Data excerpts:
□ □ □ □

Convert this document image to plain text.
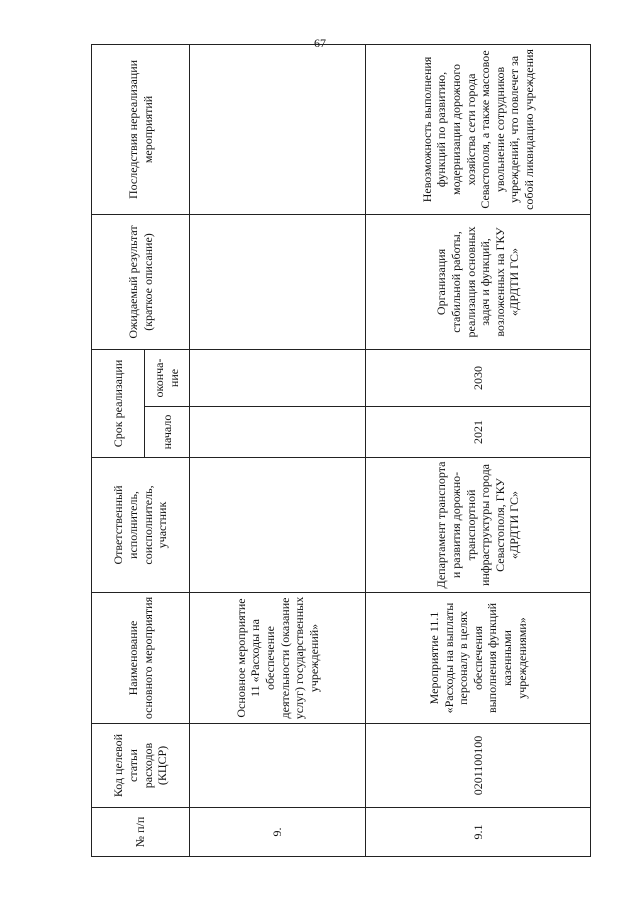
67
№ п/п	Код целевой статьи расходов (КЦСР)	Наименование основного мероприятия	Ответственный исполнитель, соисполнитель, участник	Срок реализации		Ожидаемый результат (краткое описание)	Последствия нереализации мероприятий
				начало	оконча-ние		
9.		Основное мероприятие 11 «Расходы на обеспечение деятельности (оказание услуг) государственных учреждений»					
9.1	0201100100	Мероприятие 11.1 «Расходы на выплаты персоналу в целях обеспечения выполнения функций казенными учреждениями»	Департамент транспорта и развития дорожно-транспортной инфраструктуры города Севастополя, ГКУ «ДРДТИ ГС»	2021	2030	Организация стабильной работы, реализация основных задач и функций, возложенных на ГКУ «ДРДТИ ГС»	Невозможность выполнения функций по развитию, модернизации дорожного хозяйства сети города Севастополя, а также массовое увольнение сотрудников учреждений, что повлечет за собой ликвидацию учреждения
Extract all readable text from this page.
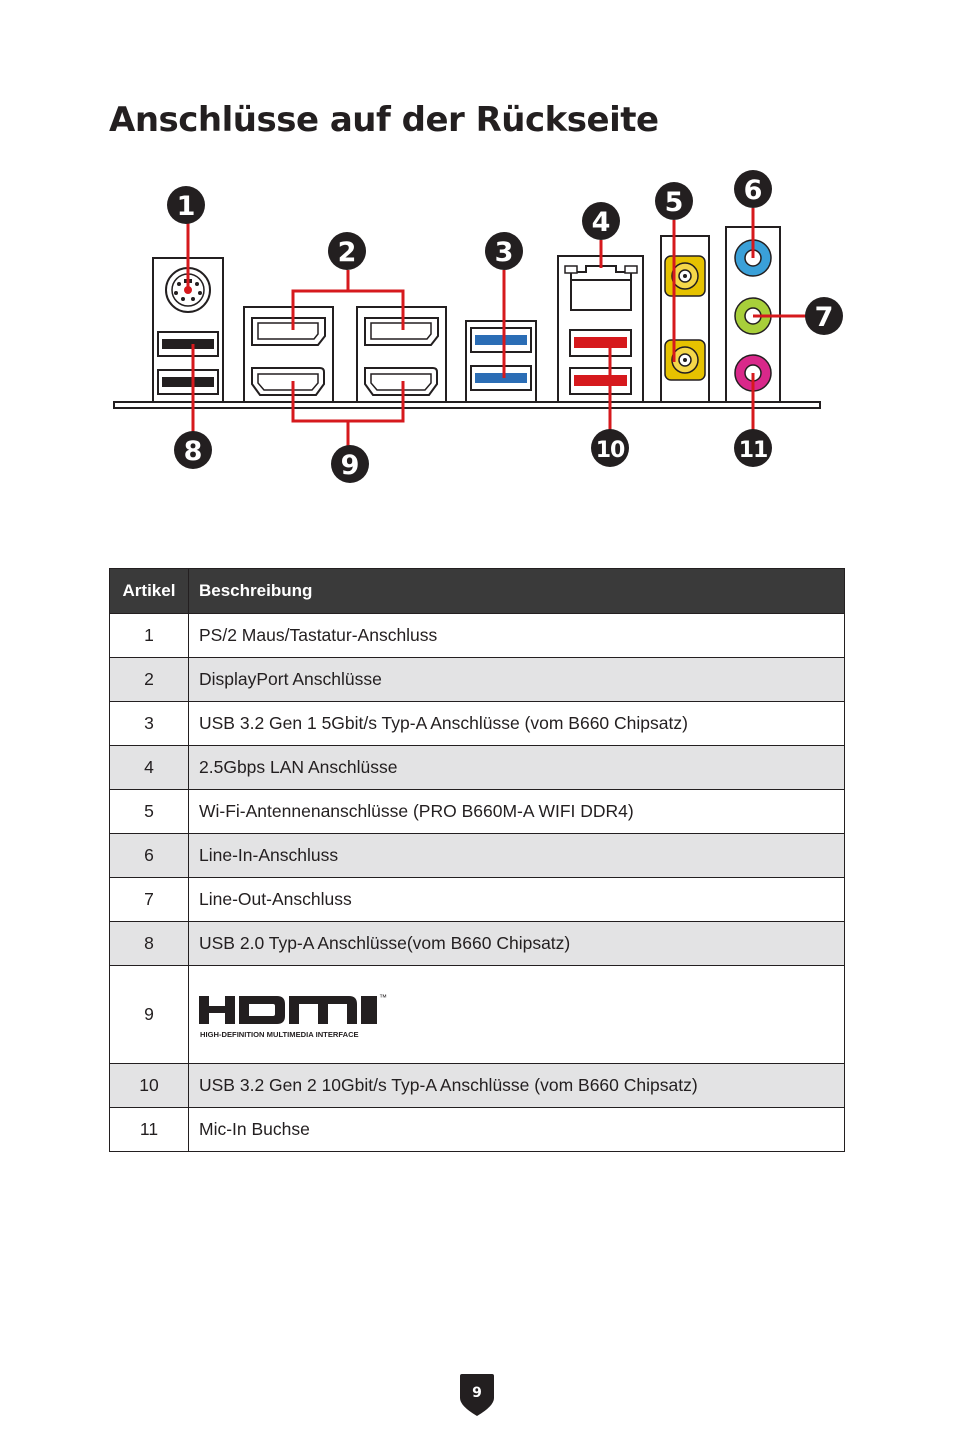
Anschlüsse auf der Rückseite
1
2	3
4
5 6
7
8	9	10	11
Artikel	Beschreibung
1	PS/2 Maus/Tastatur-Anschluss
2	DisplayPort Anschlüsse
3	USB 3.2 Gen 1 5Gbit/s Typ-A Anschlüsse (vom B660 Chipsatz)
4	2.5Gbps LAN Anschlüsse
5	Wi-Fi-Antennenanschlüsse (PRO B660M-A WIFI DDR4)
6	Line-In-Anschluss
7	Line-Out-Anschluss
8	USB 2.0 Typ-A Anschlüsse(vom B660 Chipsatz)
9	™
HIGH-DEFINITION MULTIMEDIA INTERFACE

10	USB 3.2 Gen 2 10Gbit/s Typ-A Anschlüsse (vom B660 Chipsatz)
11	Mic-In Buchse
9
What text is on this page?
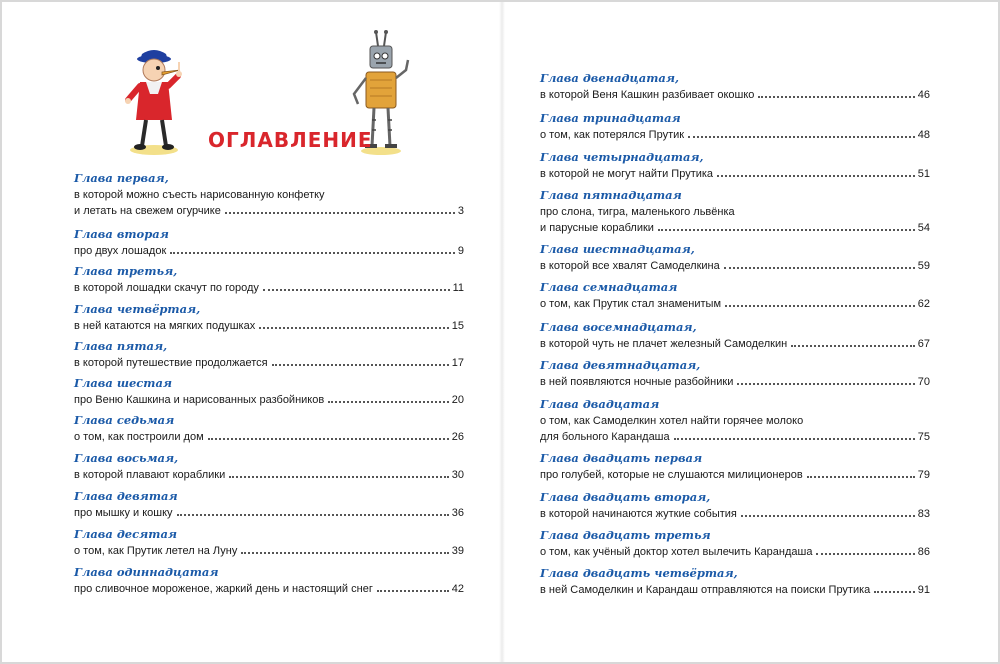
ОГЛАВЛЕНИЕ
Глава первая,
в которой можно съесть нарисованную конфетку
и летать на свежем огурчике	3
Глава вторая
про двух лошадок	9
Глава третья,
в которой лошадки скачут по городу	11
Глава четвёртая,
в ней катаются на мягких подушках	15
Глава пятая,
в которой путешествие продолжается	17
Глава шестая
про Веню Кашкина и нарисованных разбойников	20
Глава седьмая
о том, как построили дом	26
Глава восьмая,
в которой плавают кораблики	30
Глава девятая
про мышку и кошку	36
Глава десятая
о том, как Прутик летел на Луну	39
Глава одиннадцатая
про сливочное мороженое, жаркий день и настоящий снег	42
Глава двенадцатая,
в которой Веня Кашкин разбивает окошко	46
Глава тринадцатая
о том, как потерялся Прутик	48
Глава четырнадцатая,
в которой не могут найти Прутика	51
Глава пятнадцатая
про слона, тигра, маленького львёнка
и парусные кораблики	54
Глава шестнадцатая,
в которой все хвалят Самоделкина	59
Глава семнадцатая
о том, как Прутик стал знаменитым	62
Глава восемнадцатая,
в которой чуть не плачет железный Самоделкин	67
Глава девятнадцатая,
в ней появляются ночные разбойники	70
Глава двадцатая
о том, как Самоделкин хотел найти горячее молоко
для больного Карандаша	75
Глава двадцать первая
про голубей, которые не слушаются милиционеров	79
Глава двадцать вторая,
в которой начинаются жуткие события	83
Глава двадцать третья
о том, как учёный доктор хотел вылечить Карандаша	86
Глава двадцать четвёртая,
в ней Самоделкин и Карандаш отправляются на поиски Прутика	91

□ □ □ □

→ Directions for this task: Using the data above, write out every line exactly, leaving the images behind.

→ Task answer:
Convert this document image to plain text.
67
№ п/п	Код целевой статьи расходов (КЦСР)	Наименование основного мероприятия	Ответственный исполнитель, соисполнитель, участник	Срок реализации		Ожидаемый результат (краткое описание)	Последствия нереализации мероприятий
				начало	оконча-ние		
9.		Основное мероприятие 11 «Расходы на обеспечение деятельности (оказание услуг) государственных учреждений»					
9.1	0201100100	Мероприятие 11.1 «Расходы на выплаты персоналу в целях обеспечения выполнения функций казенными учреждениями»	Департамент транспорта и развития дорожно-транспортной инфраструктуры города Севастополя, ГКУ «ДРДТИ ГС»	2021	2030	Организация стабильной работы, реализация основных задач и функций, возложенных на ГКУ «ДРДТИ ГС»	Невозможность выполнения функций по развитию, модернизации дорожного хозяйства сети города Севастополя, а также массовое увольнение сотрудников учреждений, что повлечет за собой ликвидацию учреждения
Extract all readable text from this page.
Anschlüsse auf der Rückseite
1
2	3
4
5 6
7
8	9	10	11
Artikel	Beschreibung
1	PS/2 Maus/Tastatur-Anschluss
2	DisplayPort Anschlüsse
3	USB 3.2 Gen 1 5Gbit/s Typ-A Anschlüsse (vom B660 Chipsatz)
4	2.5Gbps LAN Anschlüsse
5	Wi-Fi-Antennenanschlüsse (PRO B660M-A WIFI DDR4)
6	Line-In-Anschluss
7	Line-Out-Anschluss
8	USB 2.0 Typ-A Anschlüsse(vom B660 Chipsatz)
9	™
HIGH-DEFINITION MULTIMEDIA INTERFACE

10	USB 3.2 Gen 2 10Gbit/s Typ-A Anschlüsse (vom B660 Chipsatz)
11	Mic-In Buchse
9
What text is on this page?
ОГЛАВЛЕНИЕ
Глава первая,
в которой можно съесть нарисованную конфетку
и летать на свежем огурчике	3
Глава вторая
про двух лошадок	9
Глава третья,
в которой лошадки скачут по городу	11
Глава четвёртая,
в ней катаются на мягких подушках	15
Глава пятая,
в которой путешествие продолжается	17
Глава шестая
про Веню Кашкина и нарисованных разбойников	20
Глава седьмая
о том, как построили дом	26
Глава восьмая,
в которой плавают кораблики	30
Глава девятая
про мышку и кошку	36
Глава десятая
о том, как Прутик летел на Луну	39
Глава одиннадцатая
про сливочное мороженое, жаркий день и настоящий снег	42
Глава двенадцатая,
в которой Веня Кашкин разбивает окошко	46
Глава тринадцатая
о том, как потерялся Прутик	48
Глава четырнадцатая,
в которой не могут найти Прутика	51
Глава пятнадцатая
про слона, тигра, маленького львёнка
и парусные кораблики	54
Глава шестнадцатая,
в которой все хвалят Самоделкина	59
Глава семнадцатая
о том, как Прутик стал знаменитым	62
Глава восемнадцатая,
в которой чуть не плачет железный Самоделкин	67
Глава девятнадцатая,
в ней появляются ночные разбойники	70
Глава двадцатая
о том, как Самоделкин хотел найти горячее молоко
для больного Карандаша	75
Глава двадцать первая
про голубей, которые не слушаются милиционеров	79
Глава двадцать вторая,
в которой начинаются жуткие события	83
Глава двадцать третья
о том, как учёный доктор хотел вылечить Карандаша	86
Глава двадцать четвёртая,
в ней Самоделкин и Карандаш отправляются на поиски Прутика	91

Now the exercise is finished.